* _TO BE DONE_
Copy each record exactly as it reads, leaving out any pictures it holds.

* _Records about charts and figures_
(begin)
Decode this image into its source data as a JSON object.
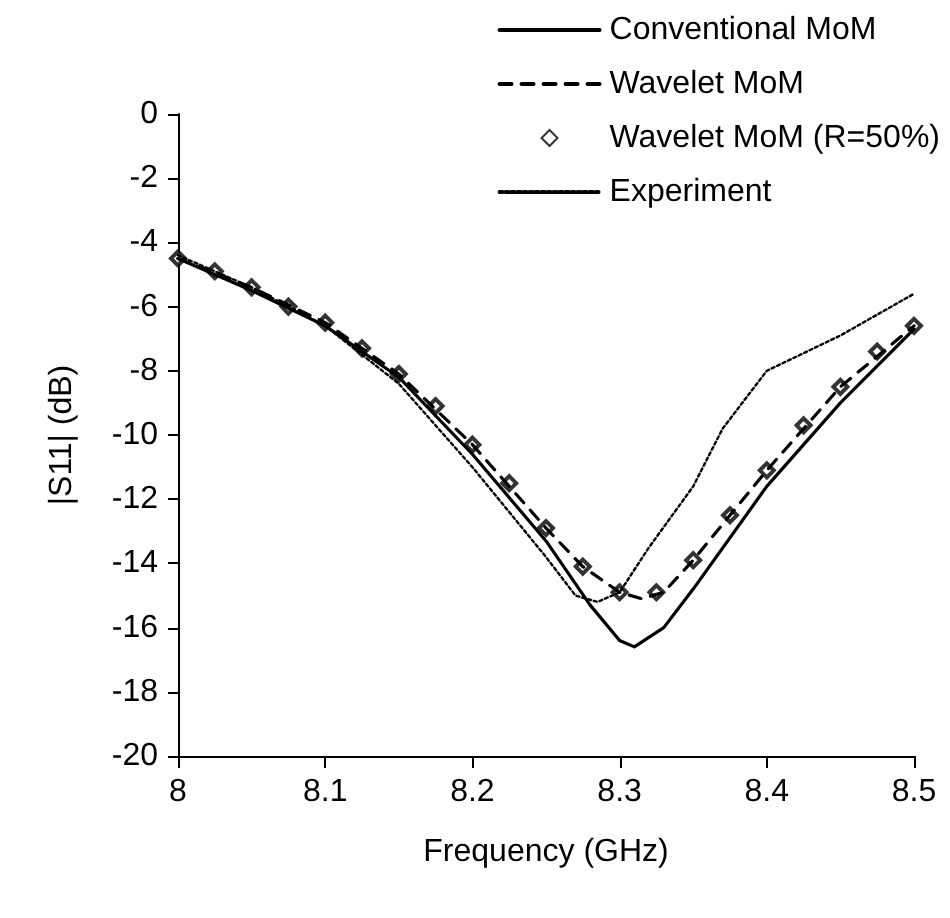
{
  "chart_data": {
    "type": "line",
    "xlabel": "Frequency (GHz)",
    "ylabel": "|S11| (dB)",
    "xlim": [
      8,
      8.5
    ],
    "xticks": [
      8,
      8.1,
      8.2,
      8.3,
      8.4,
      8.5
    ],
    "ylim": [
      -20,
      0
    ],
    "yticks": [
      -20,
      -18,
      -16,
      -14,
      -12,
      -10,
      -8,
      -6,
      -4,
      -2,
      0
    ],
    "grid": false,
    "legend": "top right",
    "series": [
      {
        "name": "Conventional MoM",
        "color": "#000000",
        "line_style": "solid",
        "marker": "none",
        "x": [
          8,
          8.05,
          8.1,
          8.15,
          8.2,
          8.25,
          8.28,
          8.3,
          8.31,
          8.33,
          8.35,
          8.4,
          8.45,
          8.5
        ],
        "values": [
          -4.5,
          -5.5,
          -6.6,
          -8.2,
          -10.6,
          -13.3,
          -15.3,
          -16.4,
          -16.6,
          -16.0,
          -14.8,
          -11.6,
          -9.0,
          -6.7
        ]
      },
      {
        "name": "Wavelet MoM",
        "color": "#000000",
        "line_style": "dashed",
        "marker": "none",
        "x": [
          8,
          8.05,
          8.1,
          8.15,
          8.2,
          8.25,
          8.275,
          8.3,
          8.315,
          8.33,
          8.35,
          8.4,
          8.45,
          8.5
        ],
        "values": [
          -4.5,
          -5.4,
          -6.5,
          -8.1,
          -10.3,
          -12.9,
          -14.1,
          -14.9,
          -15.1,
          -14.9,
          -13.9,
          -11.1,
          -8.5,
          -6.6
        ]
      },
      {
        "name": "Wavelet MoM (R=50%)",
        "type": "scatter",
        "color": "#000000",
        "marker": "diamond",
        "x": [
          8,
          8.025,
          8.05,
          8.075,
          8.1,
          8.125,
          8.15,
          8.175,
          8.2,
          8.225,
          8.25,
          8.275,
          8.3,
          8.325,
          8.35,
          8.375,
          8.4,
          8.425,
          8.45,
          8.475,
          8.5
        ],
        "values": [
          -4.5,
          -4.9,
          -5.4,
          -6.0,
          -6.5,
          -7.3,
          -8.1,
          -9.1,
          -10.3,
          -11.5,
          -12.9,
          -14.1,
          -14.9,
          -14.9,
          -13.9,
          -12.5,
          -11.1,
          -9.7,
          -8.5,
          -7.4,
          -6.6
        ]
      },
      {
        "name": "Experiment",
        "color": "#000000",
        "line_style": "dotted",
        "marker": "none",
        "x": [
          8,
          8.05,
          8.1,
          8.15,
          8.2,
          8.25,
          8.27,
          8.285,
          8.3,
          8.32,
          8.35,
          8.37,
          8.4,
          8.45,
          8.5
        ],
        "values": [
          -4.4,
          -5.4,
          -6.6,
          -8.4,
          -11.0,
          -13.8,
          -15.0,
          -15.2,
          -14.9,
          -13.5,
          -11.6,
          -9.8,
          -8.0,
          -6.9,
          -5.6
        ]
      }
    ]
  }
}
(end)
* _SOLVED PROBLEM_
Decode this image into its source data as a JSON object.
{
  "chart_data": {
    "type": "line",
    "xlabel": "Frequency (GHz)",
    "ylabel": "|S11| (dB)",
    "xlim": [
      8,
      8.5
    ],
    "xticks": [
      8,
      8.1,
      8.2,
      8.3,
      8.4,
      8.5
    ],
    "ylim": [
      -20,
      0
    ],
    "yticks": [
      -20,
      -18,
      -16,
      -14,
      -12,
      -10,
      -8,
      -6,
      -4,
      -2,
      0
    ],
    "grid": false,
    "legend": "top right",
    "series": [
      {
        "name": "Conventional MoM",
        "color": "#000000",
        "line_style": "solid",
        "marker": "none",
        "x": [
          8,
          8.05,
          8.1,
          8.15,
          8.2,
          8.25,
          8.28,
          8.3,
          8.31,
          8.33,
          8.35,
          8.4,
          8.45,
          8.5
        ],
        "values": [
          -4.5,
          -5.5,
          -6.6,
          -8.2,
          -10.6,
          -13.3,
          -15.3,
          -16.4,
          -16.6,
          -16.0,
          -14.8,
          -11.6,
          -9.0,
          -6.7
        ]
      },
      {
        "name": "Wavelet MoM",
        "color": "#000000",
        "line_style": "dashed",
        "marker": "none",
        "x": [
          8,
          8.05,
          8.1,
          8.15,
          8.2,
          8.25,
          8.275,
          8.3,
          8.315,
          8.33,
          8.35,
          8.4,
          8.45,
          8.5
        ],
        "values": [
          -4.5,
          -5.4,
          -6.5,
          -8.1,
          -10.3,
          -12.9,
          -14.1,
          -14.9,
          -15.1,
          -14.9,
          -13.9,
          -11.1,
          -8.5,
          -6.6
        ]
      },
      {
        "name": "Wavelet MoM (R=50%)",
        "type": "scatter",
        "color": "#000000",
        "marker": "diamond",
        "x": [
          8,
          8.025,
          8.05,
          8.075,
          8.1,
          8.125,
          8.15,
          8.175,
          8.2,
          8.225,
          8.25,
          8.275,
          8.3,
          8.325,
          8.35,
          8.375,
          8.4,
          8.425,
          8.45,
          8.475,
          8.5
        ],
        "values": [
          -4.5,
          -4.9,
          -5.4,
          -6.0,
          -6.5,
          -7.3,
          -8.1,
          -9.1,
          -10.3,
          -11.5,
          -12.9,
          -14.1,
          -14.9,
          -14.9,
          -13.9,
          -12.5,
          -11.1,
          -9.7,
          -8.5,
          -7.4,
          -6.6
        ]
      },
      {
        "name": "Experiment",
        "color": "#000000",
        "line_style": "dotted",
        "marker": "none",
        "x": [
          8,
          8.05,
          8.1,
          8.15,
          8.2,
          8.25,
          8.27,
          8.285,
          8.3,
          8.32,
          8.35,
          8.37,
          8.4,
          8.45,
          8.5
        ],
        "values": [
          -4.4,
          -5.4,
          -6.6,
          -8.4,
          -11.0,
          -13.8,
          -15.0,
          -15.2,
          -14.9,
          -13.5,
          -11.6,
          -9.8,
          -8.0,
          -6.9,
          -5.6
        ]
      }
    ]
  }
}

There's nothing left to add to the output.